_The request_
Repeat every record exactly, but keep images out of the copy.
☆ ☆ ☆ ☆ ☆ ☆ ☆
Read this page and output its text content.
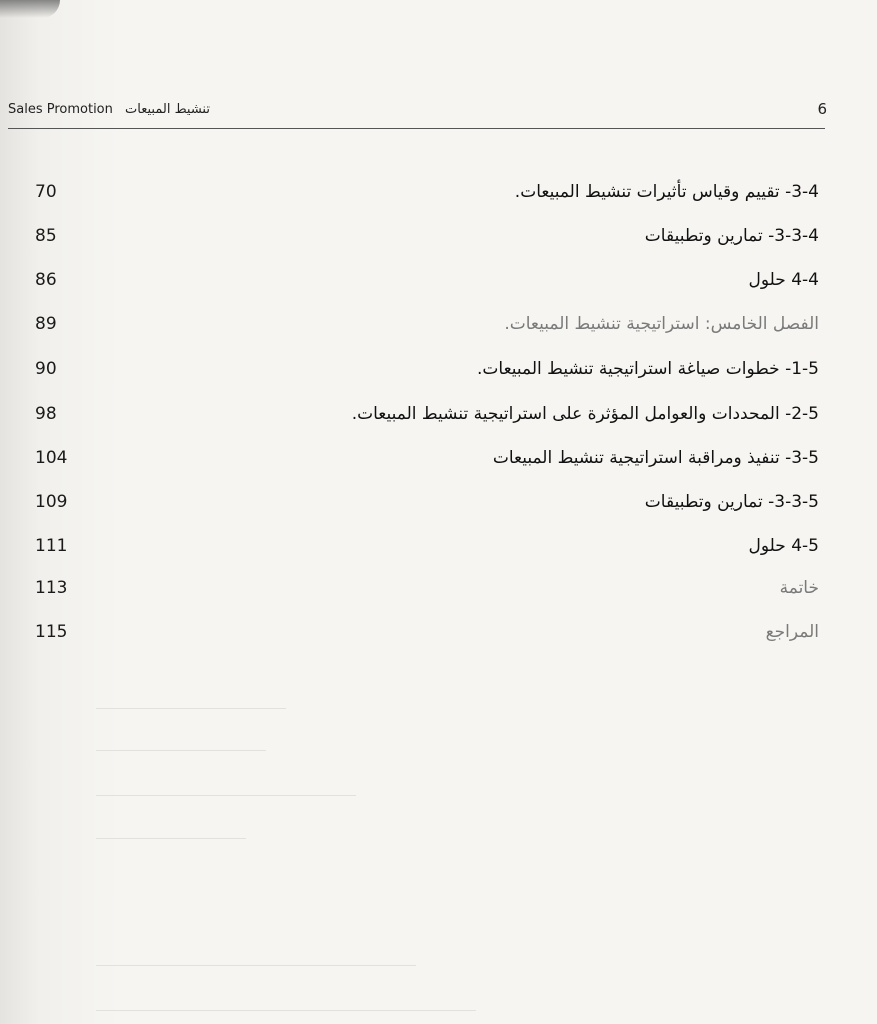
Sales Promotion تنشيط المبيعات	6
70	3-4- تقييم وقياس تأثيرات تنشيط المبيعات.
85	3-3-4- تمارين وتطبيقات
86	4-4 حلول
89	الفصل الخامس: استراتيجية تنشيط المبيعات.
90	1-5- خطوات صياغة استراتيجية تنشيط المبيعات.
98	2-5- المحددات والعوامل المؤثرة على استراتيجية تنشيط المبيعات.
104	3-5- تنفيذ ومراقبة استراتيجية تنشيط المبيعات
109	3-3-5- تمارين وتطبيقات
111	4-5 حلول
113	خاتمة
115	المراجع
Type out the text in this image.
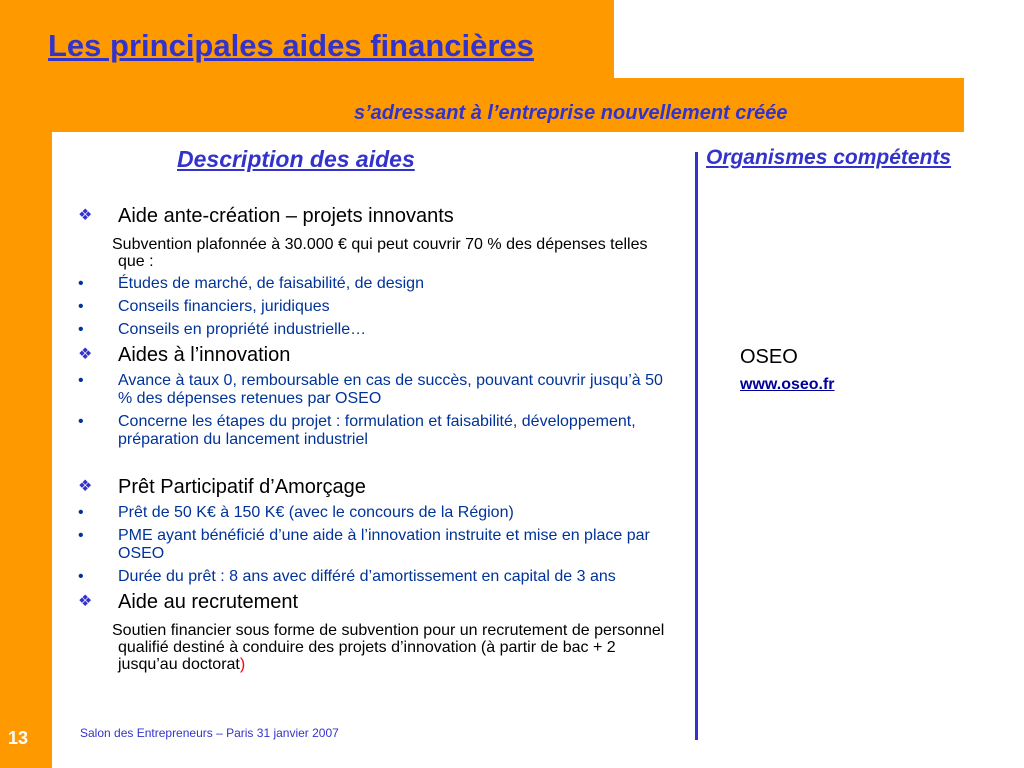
Les principales aides financières
s’adressant à l’entreprise nouvellement créée
Description des aides	Organismes compétents
❖	Aide ante-création – projets innovants
Subvention plafonnée à 30.000 € qui peut couvrir 70 % des dépenses telles que :
•	Études de marché, de faisabilité, de design
•	Conseils financiers, juridiques
•	Conseils en propriété industrielle…
❖	Aides à l’innovation
•	Avance à taux 0, remboursable en cas de succès, pouvant couvrir jusqu’à 50 % des dépenses retenues par OSEO
•	Concerne les étapes du projet : formulation et faisabilité, développement, préparation du lancement industriel
❖	Prêt Participatif d’Amorçage
•	Prêt de 50 K€ à 150 K€ (avec le concours de la Région)
•	PME ayant bénéficié d’une aide à l’innovation instruite et mise en place par OSEO
•	Durée du prêt : 8 ans avec différé d’amortissement en capital de 3 ans
❖	Aide au recrutement
Soutien financier sous forme de subvention pour un recrutement de personnel qualifié destiné à conduire des projets d’innovation (à partir de bac + 2 jusqu’au doctorat)
OSEO
www.oseo.fr
13	Salon des Entrepreneurs – Paris 31 janvier 2007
☆ ☆ ☆ ☆ ☆ ☆ ☆
_Answer below_
Read this page and output its text content.
Sales Promotion تنشيط المبيعات	6
70	3-4- تقييم وقياس تأثيرات تنشيط المبيعات.
85	3-3-4- تمارين وتطبيقات
86	4-4 حلول
89	الفصل الخامس: استراتيجية تنشيط المبيعات.
90	1-5- خطوات صياغة استراتيجية تنشيط المبيعات.
98	2-5- المحددات والعوامل المؤثرة على استراتيجية تنشيط المبيعات.
104	3-5- تنفيذ ومراقبة استراتيجية تنشيط المبيعات
109	3-3-5- تمارين وتطبيقات
111	4-5 حلول
113	خاتمة
115	المراجع
Type out the text in this image.
Les principales aides financières
s’adressant à l’entreprise nouvellement créée
Description des aides	Organismes compétents
❖	Aide ante-création – projets innovants
Subvention plafonnée à 30.000 € qui peut couvrir 70 % des dépenses telles que :
•	Études de marché, de faisabilité, de design
•	Conseils financiers, juridiques
•	Conseils en propriété industrielle…
❖	Aides à l’innovation
•	Avance à taux 0, remboursable en cas de succès, pouvant couvrir jusqu’à 50 % des dépenses retenues par OSEO
•	Concerne les étapes du projet : formulation et faisabilité, développement, préparation du lancement industriel
❖	Prêt Participatif d’Amorçage
•	Prêt de 50 K€ à 150 K€ (avec le concours de la Région)
•	PME ayant bénéficié d’une aide à l’innovation instruite et mise en place par OSEO
•	Durée du prêt : 8 ans avec différé d’amortissement en capital de 3 ans
❖	Aide au recrutement
Soutien financier sous forme de subvention pour un recrutement de personnel qualifié destiné à conduire des projets d’innovation (à partir de bac + 2 jusqu’au doctorat)
OSEO
www.oseo.fr
13	Salon des Entrepreneurs – Paris 31 janvier 2007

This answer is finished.